Copy every record below exactly.

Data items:

+ + + + +

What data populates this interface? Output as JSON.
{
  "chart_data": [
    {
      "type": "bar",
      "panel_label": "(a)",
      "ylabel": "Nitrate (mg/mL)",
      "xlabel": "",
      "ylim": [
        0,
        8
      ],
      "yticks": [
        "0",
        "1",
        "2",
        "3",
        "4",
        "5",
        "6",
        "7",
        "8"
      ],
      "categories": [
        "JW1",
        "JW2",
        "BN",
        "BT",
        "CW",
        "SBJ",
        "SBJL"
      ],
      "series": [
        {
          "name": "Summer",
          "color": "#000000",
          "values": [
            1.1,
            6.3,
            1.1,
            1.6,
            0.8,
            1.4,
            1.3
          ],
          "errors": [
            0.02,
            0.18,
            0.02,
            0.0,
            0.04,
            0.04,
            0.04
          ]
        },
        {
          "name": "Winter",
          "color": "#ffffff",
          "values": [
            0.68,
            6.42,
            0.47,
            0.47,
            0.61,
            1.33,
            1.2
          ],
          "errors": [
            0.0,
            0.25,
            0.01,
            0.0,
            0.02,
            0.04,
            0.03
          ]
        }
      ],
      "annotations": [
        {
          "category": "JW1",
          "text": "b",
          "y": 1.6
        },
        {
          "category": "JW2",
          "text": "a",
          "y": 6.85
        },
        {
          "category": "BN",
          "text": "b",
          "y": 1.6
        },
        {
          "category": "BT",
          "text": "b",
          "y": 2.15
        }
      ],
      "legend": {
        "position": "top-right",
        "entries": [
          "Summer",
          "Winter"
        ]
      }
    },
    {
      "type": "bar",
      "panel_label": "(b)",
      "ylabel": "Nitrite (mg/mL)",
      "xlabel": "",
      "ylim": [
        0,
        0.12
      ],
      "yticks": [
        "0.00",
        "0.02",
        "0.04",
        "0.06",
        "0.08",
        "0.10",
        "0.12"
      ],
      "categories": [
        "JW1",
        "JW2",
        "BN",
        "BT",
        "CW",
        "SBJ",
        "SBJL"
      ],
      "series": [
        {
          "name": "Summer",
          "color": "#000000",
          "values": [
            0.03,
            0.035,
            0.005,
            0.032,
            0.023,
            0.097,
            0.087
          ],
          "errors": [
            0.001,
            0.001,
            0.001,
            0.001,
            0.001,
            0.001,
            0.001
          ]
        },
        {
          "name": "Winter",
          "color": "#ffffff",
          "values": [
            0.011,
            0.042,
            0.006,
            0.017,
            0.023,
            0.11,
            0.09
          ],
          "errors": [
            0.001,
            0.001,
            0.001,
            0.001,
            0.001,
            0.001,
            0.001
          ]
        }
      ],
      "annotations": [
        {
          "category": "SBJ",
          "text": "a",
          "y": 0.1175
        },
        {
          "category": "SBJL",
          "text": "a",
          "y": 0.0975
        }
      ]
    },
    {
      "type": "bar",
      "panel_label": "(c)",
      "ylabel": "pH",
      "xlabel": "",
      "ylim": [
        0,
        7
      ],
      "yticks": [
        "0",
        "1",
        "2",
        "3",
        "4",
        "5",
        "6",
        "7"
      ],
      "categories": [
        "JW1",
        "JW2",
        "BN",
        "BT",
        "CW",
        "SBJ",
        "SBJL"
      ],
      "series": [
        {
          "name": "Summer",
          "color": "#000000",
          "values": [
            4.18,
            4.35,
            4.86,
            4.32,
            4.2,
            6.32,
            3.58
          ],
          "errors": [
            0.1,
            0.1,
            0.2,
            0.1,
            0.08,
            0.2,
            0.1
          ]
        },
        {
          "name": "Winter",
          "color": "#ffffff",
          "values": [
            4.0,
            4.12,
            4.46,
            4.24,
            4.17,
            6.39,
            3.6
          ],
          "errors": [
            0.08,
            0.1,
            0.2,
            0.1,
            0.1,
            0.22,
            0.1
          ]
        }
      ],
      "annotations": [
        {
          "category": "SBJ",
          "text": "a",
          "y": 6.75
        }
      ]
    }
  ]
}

+ + + + +

§ **Complete response**:
What data populates this interface? Output as JSON.
{
  "chart_data": [
    {
      "type": "bar",
      "panel_label": "(a)",
      "ylabel": "Nitrate (mg/mL)",
      "xlabel": "",
      "ylim": [
        0,
        8
      ],
      "yticks": [
        "0",
        "1",
        "2",
        "3",
        "4",
        "5",
        "6",
        "7",
        "8"
      ],
      "categories": [
        "JW1",
        "JW2",
        "BN",
        "BT",
        "CW",
        "SBJ",
        "SBJL"
      ],
      "series": [
        {
          "name": "Summer",
          "color": "#000000",
          "values": [
            1.1,
            6.3,
            1.1,
            1.6,
            0.8,
            1.4,
            1.3
          ],
          "errors": [
            0.02,
            0.18,
            0.02,
            0.0,
            0.04,
            0.04,
            0.04
          ]
        },
        {
          "name": "Winter",
          "color": "#ffffff",
          "values": [
            0.68,
            6.42,
            0.47,
            0.47,
            0.61,
            1.33,
            1.2
          ],
          "errors": [
            0.0,
            0.25,
            0.01,
            0.0,
            0.02,
            0.04,
            0.03
          ]
        }
      ],
      "annotations": [
        {
          "category": "JW1",
          "text": "b",
          "y": 1.6
        },
        {
          "category": "JW2",
          "text": "a",
          "y": 6.85
        },
        {
          "category": "BN",
          "text": "b",
          "y": 1.6
        },
        {
          "category": "BT",
          "text": "b",
          "y": 2.15
        }
      ],
      "legend": {
        "position": "top-right",
        "entries": [
          "Summer",
          "Winter"
        ]
      }
    },
    {
      "type": "bar",
      "panel_label": "(b)",
      "ylabel": "Nitrite (mg/mL)",
      "xlabel": "",
      "ylim": [
        0,
        0.12
      ],
      "yticks": [
        "0.00",
        "0.02",
        "0.04",
        "0.06",
        "0.08",
        "0.10",
        "0.12"
      ],
      "categories": [
        "JW1",
        "JW2",
        "BN",
        "BT",
        "CW",
        "SBJ",
        "SBJL"
      ],
      "series": [
        {
          "name": "Summer",
          "color": "#000000",
          "values": [
            0.03,
            0.035,
            0.005,
            0.032,
            0.023,
            0.097,
            0.087
          ],
          "errors": [
            0.001,
            0.001,
            0.001,
            0.001,
            0.001,
            0.001,
            0.001
          ]
        },
        {
          "name": "Winter",
          "color": "#ffffff",
          "values": [
            0.011,
            0.042,
            0.006,
            0.017,
            0.023,
            0.11,
            0.09
          ],
          "errors": [
            0.001,
            0.001,
            0.001,
            0.001,
            0.001,
            0.001,
            0.001
          ]
        }
      ],
      "annotations": [
        {
          "category": "SBJ",
          "text": "a",
          "y": 0.1175
        },
        {
          "category": "SBJL",
          "text": "a",
          "y": 0.0975
        }
      ]
    },
    {
      "type": "bar",
      "panel_label": "(c)",
      "ylabel": "pH",
      "xlabel": "",
      "ylim": [
        0,
        7
      ],
      "yticks": [
        "0",
        "1",
        "2",
        "3",
        "4",
        "5",
        "6",
        "7"
      ],
      "categories": [
        "JW1",
        "JW2",
        "BN",
        "BT",
        "CW",
        "SBJ",
        "SBJL"
      ],
      "series": [
        {
          "name": "Summer",
          "color": "#000000",
          "values": [
            4.18,
            4.35,
            4.86,
            4.32,
            4.2,
            6.32,
            3.58
          ],
          "errors": [
            0.1,
            0.1,
            0.2,
            0.1,
            0.08,
            0.2,
            0.1
          ]
        },
        {
          "name": "Winter",
          "color": "#ffffff",
          "values": [
            4.0,
            4.12,
            4.46,
            4.24,
            4.17,
            6.39,
            3.6
          ],
          "errors": [
            0.08,
            0.1,
            0.2,
            0.1,
            0.1,
            0.22,
            0.1
          ]
        }
      ],
      "annotations": [
        {
          "category": "SBJ",
          "text": "a",
          "y": 6.75
        }
      ]
    }
  ]
}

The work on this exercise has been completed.